§ **Set task**
Which lines hold the word "Inflation"? Show each of them.

§ **Records to process**
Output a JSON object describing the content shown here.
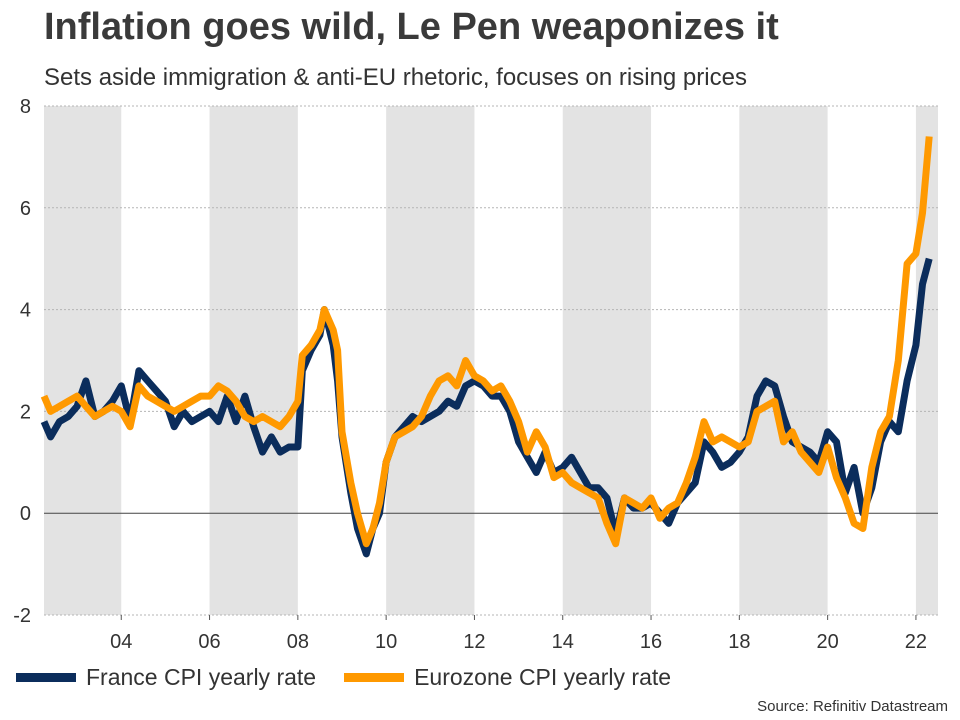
{
  "title": "Inflation goes wild, Le Pen weaponizes it",
  "subtitle": "Sets aside immigration & anti-EU rhetoric, focuses on rising prices",
  "source": "Source: Refinitiv Datastream",
  "colors": {
    "france": "#0b2d5c",
    "eurozone": "#ff9900",
    "band": "#e3e3e3",
    "grid": "#b5b5b5",
    "zero": "#444444"
  },
  "chart_data": {
    "type": "line",
    "title": "Inflation goes wild, Le Pen weaponizes it",
    "subtitle": "Sets aside immigration & anti-EU rhetoric, focuses on rising prices",
    "xlabel": "",
    "ylabel": "",
    "xlim": [
      2002.25,
      2022.5
    ],
    "ylim": [
      -2,
      8
    ],
    "y_ticks": [
      -2,
      0,
      2,
      4,
      6,
      8
    ],
    "y_tick_labels": [
      "-2",
      "0",
      "2",
      "4",
      "6",
      "8"
    ],
    "x_ticks": [
      2004,
      2006,
      2008,
      2010,
      2012,
      2014,
      2016,
      2018,
      2020,
      2022
    ],
    "x_tick_labels": [
      "04",
      "06",
      "08",
      "10",
      "12",
      "14",
      "16",
      "18",
      "20",
      "22"
    ],
    "shaded_bands": [
      [
        2002.25,
        2004
      ],
      [
        2006,
        2008
      ],
      [
        2010,
        2012
      ],
      [
        2014,
        2016
      ],
      [
        2018,
        2020
      ],
      [
        2022,
        2022.5
      ]
    ],
    "grid": "horizontal dotted",
    "legend_position": "bottom",
    "series": [
      {
        "name": "France CPI yearly rate",
        "color": "#0b2d5c",
        "points": [
          [
            2002.25,
            1.8
          ],
          [
            2002.4,
            1.5
          ],
          [
            2002.6,
            1.8
          ],
          [
            2002.8,
            1.9
          ],
          [
            2003.0,
            2.1
          ],
          [
            2003.2,
            2.6
          ],
          [
            2003.4,
            1.9
          ],
          [
            2003.6,
            2.0
          ],
          [
            2003.8,
            2.2
          ],
          [
            2004.0,
            2.5
          ],
          [
            2004.2,
            1.8
          ],
          [
            2004.4,
            2.8
          ],
          [
            2004.6,
            2.6
          ],
          [
            2004.8,
            2.4
          ],
          [
            2005.0,
            2.2
          ],
          [
            2005.2,
            1.7
          ],
          [
            2005.4,
            2.0
          ],
          [
            2005.6,
            1.8
          ],
          [
            2005.8,
            1.9
          ],
          [
            2006.0,
            2.0
          ],
          [
            2006.2,
            1.8
          ],
          [
            2006.4,
            2.3
          ],
          [
            2006.6,
            1.8
          ],
          [
            2006.8,
            2.3
          ],
          [
            2007.0,
            1.7
          ],
          [
            2007.2,
            1.2
          ],
          [
            2007.4,
            1.5
          ],
          [
            2007.6,
            1.2
          ],
          [
            2007.8,
            1.3
          ],
          [
            2008.0,
            1.3
          ],
          [
            2008.1,
            2.8
          ],
          [
            2008.3,
            3.2
          ],
          [
            2008.5,
            3.5
          ],
          [
            2008.6,
            4.0
          ],
          [
            2008.8,
            3.3
          ],
          [
            2008.9,
            2.6
          ],
          [
            2009.0,
            1.5
          ],
          [
            2009.2,
            0.4
          ],
          [
            2009.35,
            -0.3
          ],
          [
            2009.55,
            -0.8
          ],
          [
            2009.7,
            -0.3
          ],
          [
            2009.85,
            0.0
          ],
          [
            2010.0,
            1.0
          ],
          [
            2010.2,
            1.5
          ],
          [
            2010.4,
            1.7
          ],
          [
            2010.6,
            1.9
          ],
          [
            2010.8,
            1.8
          ],
          [
            2011.0,
            1.9
          ],
          [
            2011.2,
            2.0
          ],
          [
            2011.4,
            2.2
          ],
          [
            2011.6,
            2.1
          ],
          [
            2011.8,
            2.5
          ],
          [
            2012.0,
            2.6
          ],
          [
            2012.2,
            2.5
          ],
          [
            2012.4,
            2.3
          ],
          [
            2012.6,
            2.3
          ],
          [
            2012.8,
            2.0
          ],
          [
            2013.0,
            1.4
          ],
          [
            2013.2,
            1.1
          ],
          [
            2013.4,
            0.8
          ],
          [
            2013.6,
            1.2
          ],
          [
            2013.8,
            0.8
          ],
          [
            2014.0,
            0.9
          ],
          [
            2014.2,
            1.1
          ],
          [
            2014.4,
            0.8
          ],
          [
            2014.6,
            0.5
          ],
          [
            2014.8,
            0.5
          ],
          [
            2015.0,
            0.3
          ],
          [
            2015.2,
            -0.4
          ],
          [
            2015.4,
            0.3
          ],
          [
            2015.6,
            0.1
          ],
          [
            2015.8,
            0.1
          ],
          [
            2016.0,
            0.2
          ],
          [
            2016.2,
            0.0
          ],
          [
            2016.4,
            -0.2
          ],
          [
            2016.6,
            0.2
          ],
          [
            2016.8,
            0.4
          ],
          [
            2017.0,
            0.6
          ],
          [
            2017.2,
            1.4
          ],
          [
            2017.4,
            1.2
          ],
          [
            2017.6,
            0.9
          ],
          [
            2017.8,
            1.0
          ],
          [
            2018.0,
            1.2
          ],
          [
            2018.2,
            1.5
          ],
          [
            2018.4,
            2.3
          ],
          [
            2018.6,
            2.6
          ],
          [
            2018.8,
            2.5
          ],
          [
            2019.0,
            1.9
          ],
          [
            2019.2,
            1.4
          ],
          [
            2019.4,
            1.3
          ],
          [
            2019.6,
            1.2
          ],
          [
            2019.8,
            1.0
          ],
          [
            2020.0,
            1.6
          ],
          [
            2020.2,
            1.4
          ],
          [
            2020.4,
            0.4
          ],
          [
            2020.6,
            0.9
          ],
          [
            2020.8,
            0.0
          ],
          [
            2021.0,
            0.5
          ],
          [
            2021.2,
            1.4
          ],
          [
            2021.4,
            1.8
          ],
          [
            2021.6,
            1.6
          ],
          [
            2021.8,
            2.6
          ],
          [
            2022.0,
            3.3
          ],
          [
            2022.15,
            4.5
          ],
          [
            2022.3,
            5.0
          ]
        ]
      },
      {
        "name": "Eurozone CPI yearly rate",
        "color": "#ff9900",
        "points": [
          [
            2002.25,
            2.3
          ],
          [
            2002.4,
            2.0
          ],
          [
            2002.6,
            2.1
          ],
          [
            2002.8,
            2.2
          ],
          [
            2003.0,
            2.3
          ],
          [
            2003.2,
            2.1
          ],
          [
            2003.4,
            1.9
          ],
          [
            2003.6,
            2.0
          ],
          [
            2003.8,
            2.1
          ],
          [
            2004.0,
            2.0
          ],
          [
            2004.2,
            1.7
          ],
          [
            2004.4,
            2.5
          ],
          [
            2004.6,
            2.3
          ],
          [
            2004.8,
            2.2
          ],
          [
            2005.0,
            2.1
          ],
          [
            2005.2,
            2.0
          ],
          [
            2005.4,
            2.1
          ],
          [
            2005.6,
            2.2
          ],
          [
            2005.8,
            2.3
          ],
          [
            2006.0,
            2.3
          ],
          [
            2006.2,
            2.5
          ],
          [
            2006.4,
            2.4
          ],
          [
            2006.6,
            2.2
          ],
          [
            2006.8,
            1.9
          ],
          [
            2007.0,
            1.8
          ],
          [
            2007.2,
            1.9
          ],
          [
            2007.4,
            1.8
          ],
          [
            2007.6,
            1.7
          ],
          [
            2007.8,
            1.9
          ],
          [
            2008.0,
            2.2
          ],
          [
            2008.1,
            3.1
          ],
          [
            2008.3,
            3.3
          ],
          [
            2008.5,
            3.6
          ],
          [
            2008.6,
            4.0
          ],
          [
            2008.8,
            3.6
          ],
          [
            2008.9,
            3.2
          ],
          [
            2009.0,
            1.6
          ],
          [
            2009.2,
            0.6
          ],
          [
            2009.35,
            0.0
          ],
          [
            2009.55,
            -0.6
          ],
          [
            2009.7,
            -0.3
          ],
          [
            2009.85,
            0.2
          ],
          [
            2010.0,
            1.0
          ],
          [
            2010.2,
            1.5
          ],
          [
            2010.4,
            1.6
          ],
          [
            2010.6,
            1.7
          ],
          [
            2010.8,
            1.9
          ],
          [
            2011.0,
            2.3
          ],
          [
            2011.2,
            2.6
          ],
          [
            2011.4,
            2.7
          ],
          [
            2011.6,
            2.5
          ],
          [
            2011.8,
            3.0
          ],
          [
            2012.0,
            2.7
          ],
          [
            2012.2,
            2.6
          ],
          [
            2012.4,
            2.4
          ],
          [
            2012.6,
            2.5
          ],
          [
            2012.8,
            2.2
          ],
          [
            2013.0,
            1.8
          ],
          [
            2013.2,
            1.2
          ],
          [
            2013.4,
            1.6
          ],
          [
            2013.6,
            1.3
          ],
          [
            2013.8,
            0.7
          ],
          [
            2014.0,
            0.8
          ],
          [
            2014.2,
            0.6
          ],
          [
            2014.4,
            0.5
          ],
          [
            2014.6,
            0.4
          ],
          [
            2014.8,
            0.3
          ],
          [
            2015.0,
            -0.2
          ],
          [
            2015.2,
            -0.6
          ],
          [
            2015.4,
            0.3
          ],
          [
            2015.6,
            0.2
          ],
          [
            2015.8,
            0.1
          ],
          [
            2016.0,
            0.3
          ],
          [
            2016.2,
            -0.1
          ],
          [
            2016.4,
            0.1
          ],
          [
            2016.6,
            0.2
          ],
          [
            2016.8,
            0.6
          ],
          [
            2017.0,
            1.1
          ],
          [
            2017.2,
            1.8
          ],
          [
            2017.4,
            1.4
          ],
          [
            2017.6,
            1.5
          ],
          [
            2017.8,
            1.4
          ],
          [
            2018.0,
            1.3
          ],
          [
            2018.2,
            1.4
          ],
          [
            2018.4,
            2.0
          ],
          [
            2018.6,
            2.1
          ],
          [
            2018.8,
            2.2
          ],
          [
            2019.0,
            1.4
          ],
          [
            2019.2,
            1.6
          ],
          [
            2019.4,
            1.2
          ],
          [
            2019.6,
            1.0
          ],
          [
            2019.8,
            0.8
          ],
          [
            2020.0,
            1.3
          ],
          [
            2020.2,
            0.7
          ],
          [
            2020.4,
            0.3
          ],
          [
            2020.6,
            -0.2
          ],
          [
            2020.8,
            -0.3
          ],
          [
            2021.0,
            0.9
          ],
          [
            2021.2,
            1.6
          ],
          [
            2021.4,
            1.9
          ],
          [
            2021.6,
            3.0
          ],
          [
            2021.8,
            4.9
          ],
          [
            2022.0,
            5.1
          ],
          [
            2022.15,
            5.9
          ],
          [
            2022.3,
            7.4
          ]
        ]
      }
    ]
  }
}
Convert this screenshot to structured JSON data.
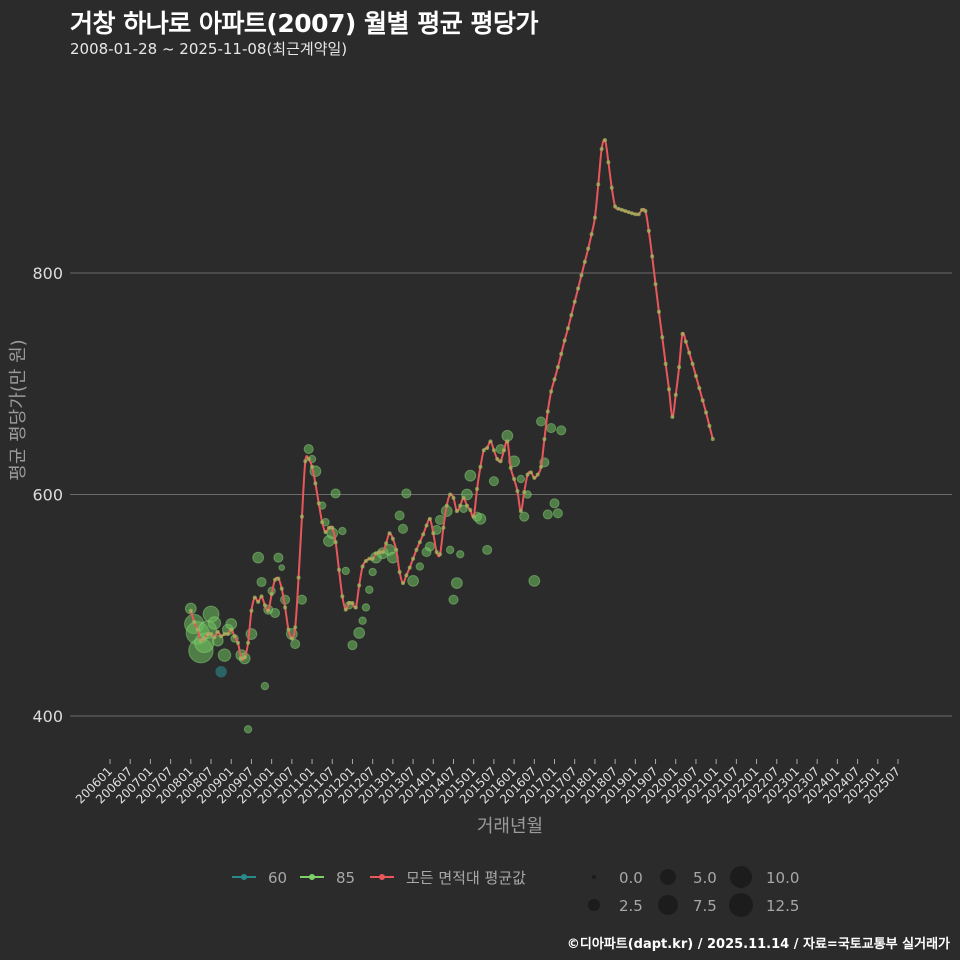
{
  "header": {
    "title": "거창 하나로 아파트(2007) 월별 평균 평당가",
    "subtitle": "2008-01-28 ~ 2025-11-08(최근계약일)"
  },
  "footer": {
    "credit": "©디아파트(dapt.kr) / 2025.11.14 / 자료=국토교통부 실거래가"
  },
  "colors": {
    "background": "#2b2b2c",
    "grid": "#6a6a6a",
    "s60": "#2a8a8a",
    "s85": "#7fd06a",
    "avg": "#e8585a",
    "point_fill": "#6fbf5e"
  },
  "chart_data": {
    "type": "scatter+line",
    "title": "거창 하나로 아파트(2007) 월별 평균 평당가",
    "subtitle": "2008-01-28 ~ 2025-11-08(최근계약일)",
    "xlabel": "거래년월",
    "ylabel": "평균 평당가(만 원)",
    "yticks": [
      400,
      600,
      800
    ],
    "ylim": [
      355,
      965
    ],
    "grid": true,
    "xticks": [
      "200601",
      "200607",
      "200701",
      "200707",
      "200801",
      "200807",
      "200901",
      "200907",
      "201001",
      "201007",
      "201101",
      "201107",
      "201201",
      "201207",
      "201301",
      "201307",
      "201401",
      "201407",
      "201501",
      "201507",
      "201601",
      "201607",
      "201701",
      "201707",
      "201801",
      "201807",
      "201901",
      "201907",
      "202001",
      "202007",
      "202101",
      "202107",
      "202201",
      "202207",
      "202301",
      "202307",
      "202401",
      "202407",
      "202501",
      "202507"
    ],
    "legend": {
      "series": [
        {
          "name": "60",
          "color": "#2a8a8a"
        },
        {
          "name": "85",
          "color": "#7fd06a"
        },
        {
          "name": "모든 면적대 평균값",
          "color": "#e8585a"
        }
      ],
      "size": [
        "0.0",
        "2.5",
        "5.0",
        "7.5",
        "10.0",
        "12.5"
      ]
    },
    "series_60_points": [
      [
        "200810",
        440,
        2
      ]
    ],
    "series_85_points": [
      [
        "200801",
        497,
        4
      ],
      [
        "200802",
        483,
        9
      ],
      [
        "200803",
        475,
        11
      ],
      [
        "200804",
        459,
        12
      ],
      [
        "200805",
        466,
        9
      ],
      [
        "200806",
        478,
        8
      ],
      [
        "200807",
        492,
        7
      ],
      [
        "200808",
        484,
        5
      ],
      [
        "200809",
        468,
        4
      ],
      [
        "200811",
        455,
        5
      ],
      [
        "200812",
        478,
        4
      ],
      [
        "200901",
        483,
        4
      ],
      [
        "200902",
        470,
        2
      ],
      [
        "200904",
        455,
        4
      ],
      [
        "200905",
        452,
        4
      ],
      [
        "200906",
        388,
        2
      ],
      [
        "200907",
        474,
        4
      ],
      [
        "200909",
        543,
        4
      ],
      [
        "200910",
        521,
        3
      ],
      [
        "200911",
        427,
        2
      ],
      [
        "200912",
        496,
        3
      ],
      [
        "201001",
        513,
        2
      ],
      [
        "201002",
        493,
        3
      ],
      [
        "201003",
        543,
        3
      ],
      [
        "201004",
        534,
        1
      ],
      [
        "201005",
        505,
        3
      ],
      [
        "201007",
        474,
        4
      ],
      [
        "201008",
        465,
        3
      ],
      [
        "201010",
        505,
        3
      ],
      [
        "201012",
        641,
        3
      ],
      [
        "201101",
        632,
        2
      ],
      [
        "201102",
        621,
        4
      ],
      [
        "201104",
        590,
        2
      ],
      [
        "201105",
        575,
        2
      ],
      [
        "201106",
        558,
        4
      ],
      [
        "201107",
        565,
        4
      ],
      [
        "201108",
        601,
        3
      ],
      [
        "201110",
        567,
        2
      ],
      [
        "201111",
        531,
        2
      ],
      [
        "201112",
        500,
        2
      ],
      [
        "201201",
        464,
        3
      ],
      [
        "201203",
        475,
        4
      ],
      [
        "201204",
        486,
        2
      ],
      [
        "201205",
        498,
        2
      ],
      [
        "201206",
        514,
        2
      ],
      [
        "201207",
        530,
        2
      ],
      [
        "201208",
        543,
        4
      ],
      [
        "201210",
        547,
        4
      ],
      [
        "201212",
        550,
        4
      ],
      [
        "201301",
        543,
        4
      ],
      [
        "201303",
        581,
        3
      ],
      [
        "201304",
        569,
        3
      ],
      [
        "201305",
        601,
        3
      ],
      [
        "201307",
        522,
        4
      ],
      [
        "201309",
        535,
        2
      ],
      [
        "201311",
        548,
        3
      ],
      [
        "201312",
        553,
        3
      ],
      [
        "201402",
        568,
        3
      ],
      [
        "201403",
        577,
        3
      ],
      [
        "201405",
        585,
        4
      ],
      [
        "201406",
        550,
        2
      ],
      [
        "201407",
        505,
        3
      ],
      [
        "201408",
        520,
        4
      ],
      [
        "201409",
        546,
        2
      ],
      [
        "201410",
        587,
        2
      ],
      [
        "201411",
        600,
        4
      ],
      [
        "201412",
        617,
        4
      ],
      [
        "201502",
        580,
        3
      ],
      [
        "201503",
        578,
        4
      ],
      [
        "201505",
        550,
        3
      ],
      [
        "201507",
        612,
        3
      ],
      [
        "201509",
        641,
        3
      ],
      [
        "201511",
        653,
        4
      ],
      [
        "201601",
        630,
        4
      ],
      [
        "201603",
        614,
        2
      ],
      [
        "201604",
        580,
        3
      ],
      [
        "201605",
        600,
        2
      ],
      [
        "201607",
        522,
        4
      ],
      [
        "201609",
        666,
        3
      ],
      [
        "201610",
        629,
        3
      ],
      [
        "201611",
        582,
        3
      ],
      [
        "201612",
        660,
        3
      ],
      [
        "201701",
        592,
        3
      ],
      [
        "201702",
        583,
        3
      ],
      [
        "201703",
        658,
        3
      ]
    ],
    "avg_line": [
      [
        "200801",
        495
      ],
      [
        "200802",
        485
      ],
      [
        "200803",
        478
      ],
      [
        "200804",
        468
      ],
      [
        "200805",
        470
      ],
      [
        "200806",
        474
      ],
      [
        "200807",
        474
      ],
      [
        "200808",
        471
      ],
      [
        "200809",
        476
      ],
      [
        "200810",
        472
      ],
      [
        "200811",
        474
      ],
      [
        "200812",
        474
      ],
      [
        "200901",
        478
      ],
      [
        "200902",
        472
      ],
      [
        "200903",
        466
      ],
      [
        "200904",
        452
      ],
      [
        "200905",
        453
      ],
      [
        "200906",
        466
      ],
      [
        "200907",
        495
      ],
      [
        "200908",
        507
      ],
      [
        "200909",
        503
      ],
      [
        "200910",
        508
      ],
      [
        "200911",
        500
      ],
      [
        "200912",
        495
      ],
      [
        "201001",
        510
      ],
      [
        "201002",
        523
      ],
      [
        "201003",
        524
      ],
      [
        "201004",
        515
      ],
      [
        "201005",
        498
      ],
      [
        "201006",
        478
      ],
      [
        "201007",
        470
      ],
      [
        "201008",
        480
      ],
      [
        "201009",
        525
      ],
      [
        "201010",
        580
      ],
      [
        "201011",
        630
      ],
      [
        "201012",
        632
      ],
      [
        "201101",
        625
      ],
      [
        "201102",
        610
      ],
      [
        "201103",
        592
      ],
      [
        "201104",
        575
      ],
      [
        "201105",
        566
      ],
      [
        "201106",
        570
      ],
      [
        "201107",
        570
      ],
      [
        "201108",
        557
      ],
      [
        "201109",
        532
      ],
      [
        "201110",
        508
      ],
      [
        "201111",
        496
      ],
      [
        "201112",
        502
      ],
      [
        "201201",
        502
      ],
      [
        "201202",
        498
      ],
      [
        "201203",
        518
      ],
      [
        "201204",
        535
      ],
      [
        "201205",
        540
      ],
      [
        "201206",
        542
      ],
      [
        "201207",
        542
      ],
      [
        "201208",
        547
      ],
      [
        "201209",
        548
      ],
      [
        "201210",
        548
      ],
      [
        "201211",
        556
      ],
      [
        "201212",
        565
      ],
      [
        "201301",
        560
      ],
      [
        "201302",
        550
      ],
      [
        "201303",
        530
      ],
      [
        "201304",
        520
      ],
      [
        "201305",
        527
      ],
      [
        "201306",
        534
      ],
      [
        "201307",
        542
      ],
      [
        "201308",
        550
      ],
      [
        "201309",
        557
      ],
      [
        "201310",
        564
      ],
      [
        "201311",
        572
      ],
      [
        "201312",
        578
      ],
      [
        "201401",
        565
      ],
      [
        "201402",
        548
      ],
      [
        "201403",
        546
      ],
      [
        "201404",
        570
      ],
      [
        "201405",
        590
      ],
      [
        "201406",
        600
      ],
      [
        "201407",
        597
      ],
      [
        "201408",
        585
      ],
      [
        "201409",
        590
      ],
      [
        "201410",
        597
      ],
      [
        "201411",
        590
      ],
      [
        "201412",
        586
      ],
      [
        "201501",
        580
      ],
      [
        "201502",
        605
      ],
      [
        "201503",
        625
      ],
      [
        "201504",
        640
      ],
      [
        "201505",
        642
      ],
      [
        "201506",
        648
      ],
      [
        "201507",
        640
      ],
      [
        "201508",
        632
      ],
      [
        "201509",
        630
      ],
      [
        "201510",
        640
      ],
      [
        "201511",
        648
      ],
      [
        "201512",
        624
      ],
      [
        "201601",
        614
      ],
      [
        "201602",
        603
      ],
      [
        "201603",
        585
      ],
      [
        "201604",
        602
      ],
      [
        "201605",
        618
      ],
      [
        "201606",
        620
      ],
      [
        "201607",
        615
      ],
      [
        "201608",
        618
      ],
      [
        "201609",
        625
      ],
      [
        "201610",
        650
      ],
      [
        "201611",
        675
      ],
      [
        "201612",
        693
      ],
      [
        "201701",
        704
      ],
      [
        "201702",
        715
      ],
      [
        "201703",
        727
      ],
      [
        "201704",
        739
      ],
      [
        "201705",
        750
      ],
      [
        "201706",
        762
      ],
      [
        "201707",
        774
      ],
      [
        "201708",
        786
      ],
      [
        "201709",
        798
      ],
      [
        "201710",
        810
      ],
      [
        "201711",
        822
      ],
      [
        "201712",
        835
      ],
      [
        "201801",
        850
      ],
      [
        "201802",
        880
      ],
      [
        "201803",
        912
      ],
      [
        "201804",
        920
      ],
      [
        "201805",
        900
      ],
      [
        "201806",
        877
      ],
      [
        "201807",
        860
      ],
      [
        "201808",
        858
      ],
      [
        "201809",
        857
      ],
      [
        "201810",
        856
      ],
      [
        "201811",
        855
      ],
      [
        "201812",
        854
      ],
      [
        "201901",
        853
      ],
      [
        "201902",
        853
      ],
      [
        "201903",
        857
      ],
      [
        "201904",
        856
      ],
      [
        "201905",
        838
      ],
      [
        "201906",
        815
      ],
      [
        "201907",
        790
      ],
      [
        "201908",
        765
      ],
      [
        "201909",
        742
      ],
      [
        "201910",
        718
      ],
      [
        "201911",
        695
      ],
      [
        "201912",
        670
      ],
      [
        "202001",
        690
      ],
      [
        "202002",
        715
      ],
      [
        "202003",
        745
      ],
      [
        "202004",
        738
      ],
      [
        "202005",
        728
      ],
      [
        "202006",
        718
      ],
      [
        "202007",
        707
      ],
      [
        "202008",
        696
      ],
      [
        "202009",
        685
      ],
      [
        "202010",
        674
      ],
      [
        "202011",
        662
      ],
      [
        "202012",
        650
      ]
    ]
  },
  "axes": {
    "x_title": "거래년월",
    "y_title": "평균 평당가(만 원)",
    "yticks": [
      "400",
      "600",
      "800"
    ]
  },
  "legend": {
    "items": [
      "60",
      "85",
      "모든 면적대 평균값"
    ],
    "size_labels": [
      "0.0",
      "2.5",
      "5.0",
      "7.5",
      "10.0",
      "12.5"
    ]
  }
}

§ **Written answer**
  "title": "Inflation goes wild, Le Pen weaponizes it",
    "title": "Inflation goes wild, Le Pen weaponizes it",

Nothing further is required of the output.